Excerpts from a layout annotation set
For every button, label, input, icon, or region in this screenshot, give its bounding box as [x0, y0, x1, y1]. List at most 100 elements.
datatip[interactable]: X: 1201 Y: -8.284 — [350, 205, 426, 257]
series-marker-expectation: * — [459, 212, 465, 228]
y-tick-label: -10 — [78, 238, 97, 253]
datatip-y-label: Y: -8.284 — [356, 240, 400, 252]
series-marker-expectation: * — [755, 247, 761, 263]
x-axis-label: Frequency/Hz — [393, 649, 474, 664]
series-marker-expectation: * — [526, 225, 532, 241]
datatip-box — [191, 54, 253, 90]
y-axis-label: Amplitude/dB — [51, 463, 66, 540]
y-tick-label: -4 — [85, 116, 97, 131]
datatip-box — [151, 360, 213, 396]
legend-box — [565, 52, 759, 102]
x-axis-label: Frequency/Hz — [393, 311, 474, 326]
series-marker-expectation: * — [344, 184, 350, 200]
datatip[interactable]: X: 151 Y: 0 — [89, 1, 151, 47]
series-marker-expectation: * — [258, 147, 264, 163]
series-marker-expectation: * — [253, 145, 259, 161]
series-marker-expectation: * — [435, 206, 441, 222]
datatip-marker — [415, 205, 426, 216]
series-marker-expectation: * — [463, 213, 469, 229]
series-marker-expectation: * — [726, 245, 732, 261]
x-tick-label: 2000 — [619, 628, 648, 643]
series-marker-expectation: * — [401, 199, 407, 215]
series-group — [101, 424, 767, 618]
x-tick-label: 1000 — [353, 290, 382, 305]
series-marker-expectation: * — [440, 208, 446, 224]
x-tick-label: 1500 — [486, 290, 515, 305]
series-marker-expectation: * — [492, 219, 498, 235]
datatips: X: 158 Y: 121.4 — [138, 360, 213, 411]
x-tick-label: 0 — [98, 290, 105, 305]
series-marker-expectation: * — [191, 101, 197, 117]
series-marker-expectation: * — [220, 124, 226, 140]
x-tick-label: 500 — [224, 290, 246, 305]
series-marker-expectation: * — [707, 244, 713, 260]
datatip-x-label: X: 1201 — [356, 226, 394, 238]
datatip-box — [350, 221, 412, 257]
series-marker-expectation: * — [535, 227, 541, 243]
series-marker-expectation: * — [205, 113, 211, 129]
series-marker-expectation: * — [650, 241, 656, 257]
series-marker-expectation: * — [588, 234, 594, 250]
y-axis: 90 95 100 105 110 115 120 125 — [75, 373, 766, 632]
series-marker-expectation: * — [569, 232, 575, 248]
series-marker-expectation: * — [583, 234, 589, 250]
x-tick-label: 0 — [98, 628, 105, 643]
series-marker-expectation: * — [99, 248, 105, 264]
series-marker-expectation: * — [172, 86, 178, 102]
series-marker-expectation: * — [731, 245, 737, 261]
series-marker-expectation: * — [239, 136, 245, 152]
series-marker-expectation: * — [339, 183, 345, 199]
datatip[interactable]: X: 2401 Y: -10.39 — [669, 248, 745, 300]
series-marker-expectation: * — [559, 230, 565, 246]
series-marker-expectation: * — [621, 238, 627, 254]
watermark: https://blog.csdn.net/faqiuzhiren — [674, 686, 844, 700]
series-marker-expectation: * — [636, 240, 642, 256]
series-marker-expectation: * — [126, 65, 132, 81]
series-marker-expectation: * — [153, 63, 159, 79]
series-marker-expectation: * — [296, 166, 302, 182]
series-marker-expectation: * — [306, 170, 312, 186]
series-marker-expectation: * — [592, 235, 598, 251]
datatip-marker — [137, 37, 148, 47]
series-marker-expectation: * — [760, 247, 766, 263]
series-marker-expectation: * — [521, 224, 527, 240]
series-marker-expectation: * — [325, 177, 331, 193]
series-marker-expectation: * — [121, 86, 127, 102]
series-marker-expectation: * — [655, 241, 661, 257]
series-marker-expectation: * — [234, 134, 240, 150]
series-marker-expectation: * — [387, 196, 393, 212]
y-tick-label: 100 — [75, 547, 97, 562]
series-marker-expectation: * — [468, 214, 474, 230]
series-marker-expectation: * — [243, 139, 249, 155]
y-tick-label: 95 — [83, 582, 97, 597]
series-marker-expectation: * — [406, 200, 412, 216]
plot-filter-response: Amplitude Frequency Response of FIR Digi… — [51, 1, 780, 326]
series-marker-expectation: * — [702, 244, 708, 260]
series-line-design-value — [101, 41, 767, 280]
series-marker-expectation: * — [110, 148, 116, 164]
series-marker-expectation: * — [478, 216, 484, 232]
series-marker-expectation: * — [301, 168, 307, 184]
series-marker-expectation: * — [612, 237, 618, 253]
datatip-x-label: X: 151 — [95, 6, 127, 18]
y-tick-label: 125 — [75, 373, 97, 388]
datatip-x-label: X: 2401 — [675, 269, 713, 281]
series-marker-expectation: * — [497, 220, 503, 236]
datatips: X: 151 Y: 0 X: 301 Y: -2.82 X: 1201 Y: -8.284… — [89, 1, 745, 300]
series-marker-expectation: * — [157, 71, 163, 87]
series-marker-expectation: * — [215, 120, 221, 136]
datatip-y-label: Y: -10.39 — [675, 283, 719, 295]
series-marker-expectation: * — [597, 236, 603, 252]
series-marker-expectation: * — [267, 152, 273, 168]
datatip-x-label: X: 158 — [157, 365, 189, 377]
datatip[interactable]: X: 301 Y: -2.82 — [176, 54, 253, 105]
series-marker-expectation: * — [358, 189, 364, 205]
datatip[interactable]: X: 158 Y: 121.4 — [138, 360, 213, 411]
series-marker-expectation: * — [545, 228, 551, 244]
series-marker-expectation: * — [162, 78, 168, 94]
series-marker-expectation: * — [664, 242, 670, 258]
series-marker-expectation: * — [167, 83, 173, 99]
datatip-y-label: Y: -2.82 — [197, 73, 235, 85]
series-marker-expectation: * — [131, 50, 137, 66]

Exercise goal: Return every line of the data above verbatim, changing nothing.

Result below:
For every button, label, input, icon, or region in this screenshot, give its bounding box as [x0, y0, x1, y1]. List at most 100 elements.
datatip[interactable]: X: 1201 Y: -8.284 — [350, 205, 426, 257]
series-marker-expectation: * — [459, 212, 465, 228]
y-tick-label: -10 — [78, 238, 97, 253]
datatip-y-label: Y: -8.284 — [356, 240, 400, 252]
series-marker-expectation: * — [755, 247, 761, 263]
x-axis-label: Frequency/Hz — [393, 649, 474, 664]
series-marker-expectation: * — [526, 225, 532, 241]
datatip-box — [191, 54, 253, 90]
y-axis-label: Amplitude/dB — [51, 463, 66, 540]
y-tick-label: -4 — [85, 116, 97, 131]
datatip-box — [151, 360, 213, 396]
legend-box — [565, 52, 759, 102]
x-axis-label: Frequency/Hz — [393, 311, 474, 326]
series-marker-expectation: * — [344, 184, 350, 200]
datatip[interactable]: X: 151 Y: 0 — [89, 1, 151, 47]
series-marker-expectation: * — [258, 147, 264, 163]
series-marker-expectation: * — [253, 145, 259, 161]
series-marker-expectation: * — [435, 206, 441, 222]
datatip-marker — [415, 205, 426, 216]
series-marker-expectation: * — [463, 213, 469, 229]
series-marker-expectation: * — [726, 245, 732, 261]
x-tick-label: 2000 — [619, 628, 648, 643]
series-marker-expectation: * — [401, 199, 407, 215]
series-group — [101, 424, 767, 618]
x-tick-label: 1000 — [353, 290, 382, 305]
series-marker-expectation: * — [440, 208, 446, 224]
x-tick-label: 1500 — [486, 290, 515, 305]
series-marker-expectation: * — [492, 219, 498, 235]
datatips: X: 158 Y: 121.4 — [138, 360, 213, 411]
x-tick-label: 0 — [98, 290, 105, 305]
series-marker-expectation: * — [191, 101, 197, 117]
series-marker-expectation: * — [220, 124, 226, 140]
x-tick-label: 500 — [224, 290, 246, 305]
series-marker-expectation: * — [707, 244, 713, 260]
datatip-x-label: X: 1201 — [356, 226, 394, 238]
datatip-box — [350, 221, 412, 257]
series-marker-expectation: * — [535, 227, 541, 243]
series-marker-expectation: * — [205, 113, 211, 129]
series-marker-expectation: * — [650, 241, 656, 257]
series-marker-expectation: * — [588, 234, 594, 250]
y-axis: 90 95 100 105 110 115 120 125 — [75, 373, 766, 632]
series-marker-expectation: * — [569, 232, 575, 248]
series-marker-expectation: * — [583, 234, 589, 250]
x-tick-label: 0 — [98, 628, 105, 643]
series-marker-expectation: * — [99, 248, 105, 264]
series-marker-expectation: * — [172, 86, 178, 102]
series-marker-expectation: * — [731, 245, 737, 261]
series-marker-expectation: * — [239, 136, 245, 152]
series-marker-expectation: * — [339, 183, 345, 199]
datatip[interactable]: X: 2401 Y: -10.39 — [669, 248, 745, 300]
series-marker-expectation: * — [559, 230, 565, 246]
series-marker-expectation: * — [621, 238, 627, 254]
watermark: https://blog.csdn.net/faqiuzhiren — [674, 686, 844, 700]
series-marker-expectation: * — [636, 240, 642, 256]
series-marker-expectation: * — [126, 65, 132, 81]
series-marker-expectation: * — [153, 63, 159, 79]
series-marker-expectation: * — [296, 166, 302, 182]
series-marker-expectation: * — [306, 170, 312, 186]
series-marker-expectation: * — [592, 235, 598, 251]
datatip-marker — [137, 37, 148, 47]
series-marker-expectation: * — [760, 247, 766, 263]
series-marker-expectation: * — [521, 224, 527, 240]
series-marker-expectation: * — [325, 177, 331, 193]
series-marker-expectation: * — [121, 86, 127, 102]
series-marker-expectation: * — [655, 241, 661, 257]
series-marker-expectation: * — [234, 134, 240, 150]
series-marker-expectation: * — [387, 196, 393, 212]
y-tick-label: 100 — [75, 547, 97, 562]
series-marker-expectation: * — [468, 214, 474, 230]
series-marker-expectation: * — [243, 139, 249, 155]
y-tick-label: 95 — [83, 582, 97, 597]
series-marker-expectation: * — [406, 200, 412, 216]
plot-filter-response: Amplitude Frequency Response of FIR Digi… — [51, 1, 780, 326]
series-marker-expectation: * — [702, 244, 708, 260]
series-line-design-value — [101, 41, 767, 280]
series-marker-expectation: * — [110, 148, 116, 164]
series-marker-expectation: * — [478, 216, 484, 232]
series-marker-expectation: * — [301, 168, 307, 184]
series-marker-expectation: * — [612, 237, 618, 253]
datatip-x-label: X: 151 — [95, 6, 127, 18]
y-tick-label: 125 — [75, 373, 97, 388]
datatip-x-label: X: 2401 — [675, 269, 713, 281]
series-marker-expectation: * — [497, 220, 503, 236]
datatips: X: 151 Y: 0 X: 301 Y: -2.82 X: 1201 Y: -8.284… — [89, 1, 745, 300]
series-marker-expectation: * — [157, 71, 163, 87]
series-marker-expectation: * — [215, 120, 221, 136]
datatip-y-label: Y: -10.39 — [675, 283, 719, 295]
series-marker-expectation: * — [597, 236, 603, 252]
series-marker-expectation: * — [267, 152, 273, 168]
datatip-x-label: X: 158 — [157, 365, 189, 377]
datatip[interactable]: X: 301 Y: -2.82 — [176, 54, 253, 105]
series-marker-expectation: * — [358, 189, 364, 205]
datatip[interactable]: X: 158 Y: 121.4 — [138, 360, 213, 411]
series-marker-expectation: * — [545, 228, 551, 244]
series-marker-expectation: * — [162, 78, 168, 94]
series-marker-expectation: * — [664, 242, 670, 258]
series-marker-expectation: * — [167, 83, 173, 99]
datatip-y-label: Y: -2.82 — [197, 73, 235, 85]
series-marker-expectation: * — [131, 50, 137, 66]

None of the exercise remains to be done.